**WHAT TO DO:** Copy out each line of the material in which the word "right" appears.

(Figure data in JSON)

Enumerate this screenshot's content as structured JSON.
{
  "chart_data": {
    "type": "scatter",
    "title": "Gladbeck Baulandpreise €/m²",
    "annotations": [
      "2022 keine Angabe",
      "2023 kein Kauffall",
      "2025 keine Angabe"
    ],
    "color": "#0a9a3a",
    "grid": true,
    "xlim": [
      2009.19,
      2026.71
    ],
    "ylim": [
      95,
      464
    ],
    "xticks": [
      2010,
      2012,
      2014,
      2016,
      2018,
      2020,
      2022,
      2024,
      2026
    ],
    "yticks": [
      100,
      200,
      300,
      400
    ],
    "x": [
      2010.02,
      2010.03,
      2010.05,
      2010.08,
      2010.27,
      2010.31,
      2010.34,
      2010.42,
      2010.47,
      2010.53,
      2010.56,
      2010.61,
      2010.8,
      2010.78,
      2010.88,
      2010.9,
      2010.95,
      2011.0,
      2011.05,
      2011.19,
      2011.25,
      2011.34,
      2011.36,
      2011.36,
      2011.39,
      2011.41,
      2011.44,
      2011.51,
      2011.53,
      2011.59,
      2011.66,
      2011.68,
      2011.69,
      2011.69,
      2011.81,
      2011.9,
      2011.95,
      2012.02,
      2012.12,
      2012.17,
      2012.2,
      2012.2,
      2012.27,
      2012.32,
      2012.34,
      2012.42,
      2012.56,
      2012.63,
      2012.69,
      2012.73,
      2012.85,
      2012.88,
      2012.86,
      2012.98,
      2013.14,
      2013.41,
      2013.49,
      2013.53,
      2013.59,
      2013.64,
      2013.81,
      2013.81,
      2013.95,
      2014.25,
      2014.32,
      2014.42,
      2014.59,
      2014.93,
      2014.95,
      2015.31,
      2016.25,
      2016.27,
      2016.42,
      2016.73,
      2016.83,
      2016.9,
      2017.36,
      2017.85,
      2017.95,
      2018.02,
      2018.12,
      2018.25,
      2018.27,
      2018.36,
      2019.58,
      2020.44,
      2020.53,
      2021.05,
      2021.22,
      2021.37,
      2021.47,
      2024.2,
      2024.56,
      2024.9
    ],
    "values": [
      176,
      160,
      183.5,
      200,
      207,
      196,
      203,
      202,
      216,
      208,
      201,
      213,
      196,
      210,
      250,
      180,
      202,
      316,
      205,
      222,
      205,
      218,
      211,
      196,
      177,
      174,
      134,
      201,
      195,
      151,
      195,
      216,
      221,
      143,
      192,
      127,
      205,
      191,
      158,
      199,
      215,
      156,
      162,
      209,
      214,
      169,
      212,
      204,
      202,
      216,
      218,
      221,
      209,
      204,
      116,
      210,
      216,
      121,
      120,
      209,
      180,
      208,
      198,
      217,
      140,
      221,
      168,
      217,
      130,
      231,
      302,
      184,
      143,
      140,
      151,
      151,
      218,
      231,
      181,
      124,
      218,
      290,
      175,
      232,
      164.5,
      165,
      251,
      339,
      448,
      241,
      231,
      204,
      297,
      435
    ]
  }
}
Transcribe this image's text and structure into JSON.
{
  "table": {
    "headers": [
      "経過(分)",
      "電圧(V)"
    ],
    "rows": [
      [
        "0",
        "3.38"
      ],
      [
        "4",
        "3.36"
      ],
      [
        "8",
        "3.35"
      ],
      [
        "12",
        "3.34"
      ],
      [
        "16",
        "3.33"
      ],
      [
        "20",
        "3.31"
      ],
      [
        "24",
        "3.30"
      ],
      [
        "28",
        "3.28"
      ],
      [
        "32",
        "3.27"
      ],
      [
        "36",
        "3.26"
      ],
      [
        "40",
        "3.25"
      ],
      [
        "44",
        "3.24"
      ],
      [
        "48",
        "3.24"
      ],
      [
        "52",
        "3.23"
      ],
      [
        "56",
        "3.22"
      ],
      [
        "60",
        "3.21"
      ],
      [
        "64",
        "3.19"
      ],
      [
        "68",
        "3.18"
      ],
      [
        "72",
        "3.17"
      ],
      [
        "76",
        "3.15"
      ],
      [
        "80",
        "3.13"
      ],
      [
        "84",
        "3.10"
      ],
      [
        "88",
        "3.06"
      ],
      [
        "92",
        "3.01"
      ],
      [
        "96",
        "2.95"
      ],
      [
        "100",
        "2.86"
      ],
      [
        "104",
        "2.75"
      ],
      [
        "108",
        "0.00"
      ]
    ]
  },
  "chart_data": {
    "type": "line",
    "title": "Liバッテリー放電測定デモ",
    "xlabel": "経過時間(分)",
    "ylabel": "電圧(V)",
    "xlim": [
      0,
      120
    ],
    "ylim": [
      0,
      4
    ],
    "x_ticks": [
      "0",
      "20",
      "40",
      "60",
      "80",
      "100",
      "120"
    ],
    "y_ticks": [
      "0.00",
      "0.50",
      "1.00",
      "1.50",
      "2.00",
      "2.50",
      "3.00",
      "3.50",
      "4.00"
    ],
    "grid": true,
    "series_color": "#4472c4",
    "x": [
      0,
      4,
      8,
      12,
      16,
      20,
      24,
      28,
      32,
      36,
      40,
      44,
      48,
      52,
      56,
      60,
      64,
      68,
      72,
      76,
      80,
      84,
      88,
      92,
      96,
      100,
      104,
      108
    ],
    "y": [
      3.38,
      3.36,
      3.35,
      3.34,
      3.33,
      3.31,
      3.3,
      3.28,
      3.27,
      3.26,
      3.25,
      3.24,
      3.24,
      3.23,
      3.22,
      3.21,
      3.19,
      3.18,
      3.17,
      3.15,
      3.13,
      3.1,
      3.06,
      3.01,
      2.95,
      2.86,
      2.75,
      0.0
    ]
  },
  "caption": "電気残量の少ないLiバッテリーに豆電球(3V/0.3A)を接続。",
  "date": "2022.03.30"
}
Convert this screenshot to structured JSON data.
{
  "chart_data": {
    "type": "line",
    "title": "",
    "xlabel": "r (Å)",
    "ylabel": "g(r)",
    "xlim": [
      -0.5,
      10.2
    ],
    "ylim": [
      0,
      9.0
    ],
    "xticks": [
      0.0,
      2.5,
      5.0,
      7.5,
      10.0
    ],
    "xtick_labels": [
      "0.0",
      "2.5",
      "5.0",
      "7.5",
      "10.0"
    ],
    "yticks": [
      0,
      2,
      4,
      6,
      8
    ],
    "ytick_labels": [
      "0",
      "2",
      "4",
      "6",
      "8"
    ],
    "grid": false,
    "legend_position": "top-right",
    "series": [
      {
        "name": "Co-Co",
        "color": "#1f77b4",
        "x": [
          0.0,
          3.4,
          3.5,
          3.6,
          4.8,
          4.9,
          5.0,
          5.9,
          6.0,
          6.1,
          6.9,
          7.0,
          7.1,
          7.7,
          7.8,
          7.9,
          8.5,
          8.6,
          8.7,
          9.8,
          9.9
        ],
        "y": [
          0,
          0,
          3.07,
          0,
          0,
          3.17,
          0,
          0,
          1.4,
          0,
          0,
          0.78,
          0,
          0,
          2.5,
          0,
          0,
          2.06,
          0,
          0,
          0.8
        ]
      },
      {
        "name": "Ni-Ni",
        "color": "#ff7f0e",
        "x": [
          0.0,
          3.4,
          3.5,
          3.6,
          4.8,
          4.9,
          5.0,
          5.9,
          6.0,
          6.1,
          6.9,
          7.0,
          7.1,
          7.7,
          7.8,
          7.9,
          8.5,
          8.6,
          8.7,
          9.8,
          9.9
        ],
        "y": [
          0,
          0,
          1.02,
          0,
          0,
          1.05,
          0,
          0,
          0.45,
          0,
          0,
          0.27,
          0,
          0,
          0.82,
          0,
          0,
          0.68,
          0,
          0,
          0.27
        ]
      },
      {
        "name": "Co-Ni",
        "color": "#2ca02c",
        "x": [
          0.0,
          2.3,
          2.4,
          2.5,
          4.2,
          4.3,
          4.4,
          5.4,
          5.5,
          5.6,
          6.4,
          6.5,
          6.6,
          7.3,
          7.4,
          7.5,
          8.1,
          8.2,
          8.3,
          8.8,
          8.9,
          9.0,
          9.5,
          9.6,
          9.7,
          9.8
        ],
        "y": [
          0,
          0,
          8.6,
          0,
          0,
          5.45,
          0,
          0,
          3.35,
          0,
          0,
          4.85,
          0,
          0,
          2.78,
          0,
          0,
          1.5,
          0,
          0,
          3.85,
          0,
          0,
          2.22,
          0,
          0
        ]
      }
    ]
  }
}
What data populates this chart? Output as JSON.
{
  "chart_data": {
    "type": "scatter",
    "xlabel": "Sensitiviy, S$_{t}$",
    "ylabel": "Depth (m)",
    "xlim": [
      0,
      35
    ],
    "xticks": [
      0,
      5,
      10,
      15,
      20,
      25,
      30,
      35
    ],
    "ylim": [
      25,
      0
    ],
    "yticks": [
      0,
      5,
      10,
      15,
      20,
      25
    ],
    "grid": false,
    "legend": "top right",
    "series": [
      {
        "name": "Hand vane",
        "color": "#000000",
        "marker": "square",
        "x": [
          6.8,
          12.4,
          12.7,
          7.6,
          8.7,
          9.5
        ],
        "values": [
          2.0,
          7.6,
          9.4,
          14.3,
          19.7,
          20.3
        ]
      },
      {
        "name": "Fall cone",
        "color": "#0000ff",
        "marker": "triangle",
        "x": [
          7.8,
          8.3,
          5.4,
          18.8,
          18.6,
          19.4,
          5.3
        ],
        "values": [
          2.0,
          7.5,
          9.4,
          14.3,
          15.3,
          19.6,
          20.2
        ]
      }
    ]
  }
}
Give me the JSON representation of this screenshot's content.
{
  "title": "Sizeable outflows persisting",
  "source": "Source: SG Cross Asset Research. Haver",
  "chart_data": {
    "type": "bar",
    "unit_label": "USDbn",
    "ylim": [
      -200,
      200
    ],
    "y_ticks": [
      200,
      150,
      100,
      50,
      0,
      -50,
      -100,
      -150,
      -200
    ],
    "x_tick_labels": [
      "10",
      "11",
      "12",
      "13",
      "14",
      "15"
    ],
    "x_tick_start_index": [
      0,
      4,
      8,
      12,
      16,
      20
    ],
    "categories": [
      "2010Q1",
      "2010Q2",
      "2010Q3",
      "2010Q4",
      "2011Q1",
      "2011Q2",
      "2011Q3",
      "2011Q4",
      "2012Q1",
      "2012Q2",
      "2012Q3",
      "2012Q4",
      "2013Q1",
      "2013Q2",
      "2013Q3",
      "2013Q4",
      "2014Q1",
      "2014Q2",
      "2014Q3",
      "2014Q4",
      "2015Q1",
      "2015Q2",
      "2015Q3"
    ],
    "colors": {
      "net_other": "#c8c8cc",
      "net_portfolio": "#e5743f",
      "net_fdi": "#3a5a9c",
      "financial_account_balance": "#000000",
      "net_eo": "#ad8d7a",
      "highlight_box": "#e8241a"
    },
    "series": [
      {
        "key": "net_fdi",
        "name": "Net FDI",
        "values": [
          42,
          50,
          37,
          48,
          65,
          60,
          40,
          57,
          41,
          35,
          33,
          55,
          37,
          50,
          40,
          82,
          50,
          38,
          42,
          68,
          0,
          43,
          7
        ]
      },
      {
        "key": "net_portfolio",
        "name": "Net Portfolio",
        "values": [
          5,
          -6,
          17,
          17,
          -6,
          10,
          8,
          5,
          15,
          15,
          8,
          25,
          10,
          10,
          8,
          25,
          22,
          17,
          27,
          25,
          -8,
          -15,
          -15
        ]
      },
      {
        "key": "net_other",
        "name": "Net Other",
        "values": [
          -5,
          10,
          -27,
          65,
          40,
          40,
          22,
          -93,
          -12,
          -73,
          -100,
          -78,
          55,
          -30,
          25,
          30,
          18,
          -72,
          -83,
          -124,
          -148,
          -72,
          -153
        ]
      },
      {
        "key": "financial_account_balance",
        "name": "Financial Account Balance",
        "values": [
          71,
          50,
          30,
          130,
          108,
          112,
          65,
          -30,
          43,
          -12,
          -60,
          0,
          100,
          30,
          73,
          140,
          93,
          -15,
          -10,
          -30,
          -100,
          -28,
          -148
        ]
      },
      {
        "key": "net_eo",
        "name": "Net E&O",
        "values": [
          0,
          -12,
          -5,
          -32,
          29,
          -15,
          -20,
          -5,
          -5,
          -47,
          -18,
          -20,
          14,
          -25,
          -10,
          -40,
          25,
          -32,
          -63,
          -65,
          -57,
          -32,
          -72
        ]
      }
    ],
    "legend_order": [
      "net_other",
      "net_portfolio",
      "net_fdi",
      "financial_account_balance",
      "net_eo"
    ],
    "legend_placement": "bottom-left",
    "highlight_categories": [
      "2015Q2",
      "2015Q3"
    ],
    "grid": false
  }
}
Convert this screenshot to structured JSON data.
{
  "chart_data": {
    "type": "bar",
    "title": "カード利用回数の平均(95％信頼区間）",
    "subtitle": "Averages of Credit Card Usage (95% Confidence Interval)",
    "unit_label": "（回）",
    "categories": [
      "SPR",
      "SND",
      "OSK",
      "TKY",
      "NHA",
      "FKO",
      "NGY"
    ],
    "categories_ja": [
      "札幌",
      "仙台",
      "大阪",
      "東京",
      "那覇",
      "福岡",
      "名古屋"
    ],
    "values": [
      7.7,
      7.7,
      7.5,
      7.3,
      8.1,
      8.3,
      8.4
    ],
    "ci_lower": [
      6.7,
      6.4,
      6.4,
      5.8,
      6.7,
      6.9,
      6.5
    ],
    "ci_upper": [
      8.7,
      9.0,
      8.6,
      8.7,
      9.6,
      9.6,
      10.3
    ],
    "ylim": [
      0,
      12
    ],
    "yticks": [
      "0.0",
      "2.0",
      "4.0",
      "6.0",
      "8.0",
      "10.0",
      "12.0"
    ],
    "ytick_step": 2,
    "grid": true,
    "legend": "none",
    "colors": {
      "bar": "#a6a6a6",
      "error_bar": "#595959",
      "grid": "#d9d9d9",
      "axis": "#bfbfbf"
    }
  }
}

**RESULT OF THE TASK:**
    "legend_position": "top-right",
    "legend": "top right",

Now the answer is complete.